● **Records shown**:

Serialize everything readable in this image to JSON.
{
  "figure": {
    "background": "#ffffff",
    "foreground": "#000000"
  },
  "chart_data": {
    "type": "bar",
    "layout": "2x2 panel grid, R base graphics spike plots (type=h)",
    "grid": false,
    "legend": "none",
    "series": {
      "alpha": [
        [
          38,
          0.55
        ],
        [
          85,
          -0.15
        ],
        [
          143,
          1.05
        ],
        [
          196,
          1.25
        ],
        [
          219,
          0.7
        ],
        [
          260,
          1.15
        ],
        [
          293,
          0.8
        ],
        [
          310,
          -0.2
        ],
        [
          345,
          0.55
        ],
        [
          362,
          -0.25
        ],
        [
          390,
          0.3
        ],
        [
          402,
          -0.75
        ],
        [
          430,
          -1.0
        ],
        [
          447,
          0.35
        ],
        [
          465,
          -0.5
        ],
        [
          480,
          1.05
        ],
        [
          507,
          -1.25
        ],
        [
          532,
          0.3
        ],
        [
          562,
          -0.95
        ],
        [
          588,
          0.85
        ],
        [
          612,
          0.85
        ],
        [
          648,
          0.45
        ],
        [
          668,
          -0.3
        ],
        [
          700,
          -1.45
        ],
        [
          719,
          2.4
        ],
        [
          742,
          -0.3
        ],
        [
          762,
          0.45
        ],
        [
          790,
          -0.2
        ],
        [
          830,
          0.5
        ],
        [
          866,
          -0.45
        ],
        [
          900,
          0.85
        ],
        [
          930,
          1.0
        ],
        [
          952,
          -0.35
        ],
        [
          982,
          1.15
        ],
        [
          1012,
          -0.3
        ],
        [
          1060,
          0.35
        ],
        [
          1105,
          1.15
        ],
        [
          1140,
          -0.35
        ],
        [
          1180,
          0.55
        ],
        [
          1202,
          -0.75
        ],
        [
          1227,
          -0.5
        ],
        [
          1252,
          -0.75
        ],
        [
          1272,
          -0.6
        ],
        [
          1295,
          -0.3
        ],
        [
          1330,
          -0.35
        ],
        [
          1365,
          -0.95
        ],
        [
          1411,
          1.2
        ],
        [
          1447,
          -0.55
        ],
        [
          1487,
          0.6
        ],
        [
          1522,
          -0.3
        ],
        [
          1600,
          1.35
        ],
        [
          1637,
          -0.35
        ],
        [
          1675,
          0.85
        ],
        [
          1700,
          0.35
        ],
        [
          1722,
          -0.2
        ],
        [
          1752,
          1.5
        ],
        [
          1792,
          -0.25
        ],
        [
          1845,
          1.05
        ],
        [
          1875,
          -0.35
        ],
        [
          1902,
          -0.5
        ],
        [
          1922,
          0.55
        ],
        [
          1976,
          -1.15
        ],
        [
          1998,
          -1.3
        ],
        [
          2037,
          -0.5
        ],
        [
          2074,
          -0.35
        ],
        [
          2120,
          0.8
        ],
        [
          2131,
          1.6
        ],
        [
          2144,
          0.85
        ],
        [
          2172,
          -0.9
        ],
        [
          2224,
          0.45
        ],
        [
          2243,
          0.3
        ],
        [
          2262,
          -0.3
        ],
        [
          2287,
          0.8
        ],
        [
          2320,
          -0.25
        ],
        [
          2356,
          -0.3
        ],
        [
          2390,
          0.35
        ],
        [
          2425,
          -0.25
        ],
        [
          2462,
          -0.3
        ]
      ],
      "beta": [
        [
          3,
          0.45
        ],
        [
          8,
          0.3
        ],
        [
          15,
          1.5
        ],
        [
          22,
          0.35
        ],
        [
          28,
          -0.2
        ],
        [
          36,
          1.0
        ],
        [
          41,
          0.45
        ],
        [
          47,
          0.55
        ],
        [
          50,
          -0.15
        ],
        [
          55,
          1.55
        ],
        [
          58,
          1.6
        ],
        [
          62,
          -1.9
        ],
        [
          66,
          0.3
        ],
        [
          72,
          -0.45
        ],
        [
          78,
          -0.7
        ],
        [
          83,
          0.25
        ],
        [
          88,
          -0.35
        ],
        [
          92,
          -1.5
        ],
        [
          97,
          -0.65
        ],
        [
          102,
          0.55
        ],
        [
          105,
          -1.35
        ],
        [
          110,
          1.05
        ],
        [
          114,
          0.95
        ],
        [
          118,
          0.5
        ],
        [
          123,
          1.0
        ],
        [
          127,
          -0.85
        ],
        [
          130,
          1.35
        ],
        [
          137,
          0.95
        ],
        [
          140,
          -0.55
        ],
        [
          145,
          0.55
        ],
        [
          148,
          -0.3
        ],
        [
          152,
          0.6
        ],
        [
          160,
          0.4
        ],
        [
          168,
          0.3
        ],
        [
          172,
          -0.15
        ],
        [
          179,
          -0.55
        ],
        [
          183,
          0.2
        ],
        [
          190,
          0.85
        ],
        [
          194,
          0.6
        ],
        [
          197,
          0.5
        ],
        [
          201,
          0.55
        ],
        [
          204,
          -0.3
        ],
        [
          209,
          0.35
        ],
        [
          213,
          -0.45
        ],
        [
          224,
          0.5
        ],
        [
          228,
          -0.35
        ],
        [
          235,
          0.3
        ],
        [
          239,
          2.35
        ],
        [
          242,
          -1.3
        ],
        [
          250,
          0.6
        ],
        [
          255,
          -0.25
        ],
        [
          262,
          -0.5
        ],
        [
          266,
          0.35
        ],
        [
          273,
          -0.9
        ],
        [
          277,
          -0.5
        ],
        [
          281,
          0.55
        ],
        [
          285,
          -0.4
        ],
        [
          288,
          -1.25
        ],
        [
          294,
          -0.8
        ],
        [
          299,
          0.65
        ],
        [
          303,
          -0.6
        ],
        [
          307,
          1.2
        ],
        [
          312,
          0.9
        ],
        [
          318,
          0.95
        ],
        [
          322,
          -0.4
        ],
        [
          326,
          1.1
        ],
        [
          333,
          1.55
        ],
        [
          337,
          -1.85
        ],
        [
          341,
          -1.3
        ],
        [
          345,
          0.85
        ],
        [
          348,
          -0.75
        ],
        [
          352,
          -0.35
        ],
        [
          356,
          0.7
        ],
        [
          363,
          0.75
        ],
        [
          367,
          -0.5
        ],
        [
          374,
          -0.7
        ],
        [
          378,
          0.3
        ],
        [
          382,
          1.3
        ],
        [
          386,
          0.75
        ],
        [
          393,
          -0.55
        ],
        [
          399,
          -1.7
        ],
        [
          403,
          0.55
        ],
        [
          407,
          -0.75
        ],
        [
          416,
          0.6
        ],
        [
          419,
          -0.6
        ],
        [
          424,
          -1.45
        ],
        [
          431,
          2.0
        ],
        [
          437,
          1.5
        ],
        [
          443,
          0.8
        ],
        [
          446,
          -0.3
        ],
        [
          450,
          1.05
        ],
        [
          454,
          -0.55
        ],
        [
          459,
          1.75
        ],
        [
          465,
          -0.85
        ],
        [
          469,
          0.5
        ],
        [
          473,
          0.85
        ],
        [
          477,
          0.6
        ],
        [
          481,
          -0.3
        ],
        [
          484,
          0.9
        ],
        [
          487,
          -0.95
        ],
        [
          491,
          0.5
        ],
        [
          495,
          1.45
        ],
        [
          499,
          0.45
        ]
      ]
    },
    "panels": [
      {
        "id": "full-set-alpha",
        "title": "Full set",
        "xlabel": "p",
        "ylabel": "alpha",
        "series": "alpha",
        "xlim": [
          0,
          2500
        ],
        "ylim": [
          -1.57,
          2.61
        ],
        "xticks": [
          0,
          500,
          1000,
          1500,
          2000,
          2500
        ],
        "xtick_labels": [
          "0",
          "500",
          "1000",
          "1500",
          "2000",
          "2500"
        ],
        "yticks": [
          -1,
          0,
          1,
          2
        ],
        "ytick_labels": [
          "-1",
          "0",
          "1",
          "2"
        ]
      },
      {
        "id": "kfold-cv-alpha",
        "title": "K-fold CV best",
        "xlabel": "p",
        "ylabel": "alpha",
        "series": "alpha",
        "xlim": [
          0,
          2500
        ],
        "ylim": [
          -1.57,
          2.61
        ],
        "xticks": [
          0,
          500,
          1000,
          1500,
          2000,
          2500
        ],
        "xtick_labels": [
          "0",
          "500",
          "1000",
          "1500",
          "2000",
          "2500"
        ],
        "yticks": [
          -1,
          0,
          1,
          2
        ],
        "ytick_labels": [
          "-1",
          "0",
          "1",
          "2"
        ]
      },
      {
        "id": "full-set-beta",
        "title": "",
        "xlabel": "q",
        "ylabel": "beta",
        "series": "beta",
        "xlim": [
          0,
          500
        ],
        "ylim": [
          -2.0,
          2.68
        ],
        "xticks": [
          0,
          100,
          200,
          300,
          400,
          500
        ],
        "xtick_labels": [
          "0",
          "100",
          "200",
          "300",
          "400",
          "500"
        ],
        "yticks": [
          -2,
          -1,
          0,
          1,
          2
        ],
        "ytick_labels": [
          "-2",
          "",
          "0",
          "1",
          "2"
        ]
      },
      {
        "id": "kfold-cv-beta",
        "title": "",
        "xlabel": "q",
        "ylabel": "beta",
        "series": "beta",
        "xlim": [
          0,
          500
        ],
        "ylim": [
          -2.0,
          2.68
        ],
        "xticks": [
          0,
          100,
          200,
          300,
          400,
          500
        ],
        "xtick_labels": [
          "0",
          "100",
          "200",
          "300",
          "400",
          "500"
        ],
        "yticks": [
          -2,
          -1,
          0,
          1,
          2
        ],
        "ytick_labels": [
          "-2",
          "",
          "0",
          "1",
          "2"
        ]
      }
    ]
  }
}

● **What the task asks**: Only the number is needed here: how many lines of the records contain "beta"?

● **Answer for the task**: 7